Data entries:
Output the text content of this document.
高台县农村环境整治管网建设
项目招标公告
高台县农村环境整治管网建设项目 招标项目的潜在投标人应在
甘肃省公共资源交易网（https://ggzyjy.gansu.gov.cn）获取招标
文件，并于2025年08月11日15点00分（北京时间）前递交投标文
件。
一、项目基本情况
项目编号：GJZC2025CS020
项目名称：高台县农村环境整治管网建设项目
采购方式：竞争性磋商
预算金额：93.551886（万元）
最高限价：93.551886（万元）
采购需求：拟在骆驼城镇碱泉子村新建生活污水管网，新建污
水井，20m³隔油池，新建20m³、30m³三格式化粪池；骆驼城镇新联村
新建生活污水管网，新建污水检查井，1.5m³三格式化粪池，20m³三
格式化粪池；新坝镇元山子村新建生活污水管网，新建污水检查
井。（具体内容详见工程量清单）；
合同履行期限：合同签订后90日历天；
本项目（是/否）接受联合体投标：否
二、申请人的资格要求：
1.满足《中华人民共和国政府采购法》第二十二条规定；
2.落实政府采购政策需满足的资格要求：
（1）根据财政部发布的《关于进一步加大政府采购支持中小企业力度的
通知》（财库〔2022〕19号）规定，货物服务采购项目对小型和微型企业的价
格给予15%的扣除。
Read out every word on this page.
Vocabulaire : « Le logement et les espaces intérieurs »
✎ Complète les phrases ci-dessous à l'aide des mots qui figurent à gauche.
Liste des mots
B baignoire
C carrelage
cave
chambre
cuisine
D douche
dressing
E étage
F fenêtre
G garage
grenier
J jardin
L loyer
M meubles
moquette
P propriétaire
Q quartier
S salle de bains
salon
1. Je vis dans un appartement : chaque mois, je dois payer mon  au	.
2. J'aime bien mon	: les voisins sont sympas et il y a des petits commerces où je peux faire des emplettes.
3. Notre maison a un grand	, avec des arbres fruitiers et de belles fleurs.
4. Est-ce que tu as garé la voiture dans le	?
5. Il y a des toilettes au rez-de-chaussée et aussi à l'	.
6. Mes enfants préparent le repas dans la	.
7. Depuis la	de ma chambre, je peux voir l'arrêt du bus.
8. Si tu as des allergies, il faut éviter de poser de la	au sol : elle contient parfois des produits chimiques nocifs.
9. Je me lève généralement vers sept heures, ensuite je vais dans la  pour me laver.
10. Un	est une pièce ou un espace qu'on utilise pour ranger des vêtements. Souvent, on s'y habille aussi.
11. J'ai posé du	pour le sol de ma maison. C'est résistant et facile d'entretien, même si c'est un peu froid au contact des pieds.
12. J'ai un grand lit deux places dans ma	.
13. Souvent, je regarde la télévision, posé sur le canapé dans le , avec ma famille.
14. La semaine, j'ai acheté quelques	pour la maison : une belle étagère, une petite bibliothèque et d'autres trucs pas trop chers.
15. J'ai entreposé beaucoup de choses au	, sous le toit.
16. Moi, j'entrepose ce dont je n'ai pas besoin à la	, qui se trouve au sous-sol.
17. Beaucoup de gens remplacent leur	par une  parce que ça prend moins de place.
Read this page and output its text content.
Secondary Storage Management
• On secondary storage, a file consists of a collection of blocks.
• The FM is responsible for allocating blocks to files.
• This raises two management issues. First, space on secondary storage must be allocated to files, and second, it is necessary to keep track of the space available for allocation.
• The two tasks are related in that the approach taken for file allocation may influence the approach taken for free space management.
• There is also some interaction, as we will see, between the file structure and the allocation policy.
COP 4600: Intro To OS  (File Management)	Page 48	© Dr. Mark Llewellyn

WORK INSTRUCTIONS: Return every line containing "allocation".

RESULT OF THE EXERCISE:
• This raises two management issues. First, space on secondary storage must be allocated to files, and second, it is necessary to keep track of the space available for allocation.
• The two tasks are related in that the approach taken for file allocation may influence the approach taken for free space management.
• There is also some interaction, as we will see, between the file structure and the allocation policy.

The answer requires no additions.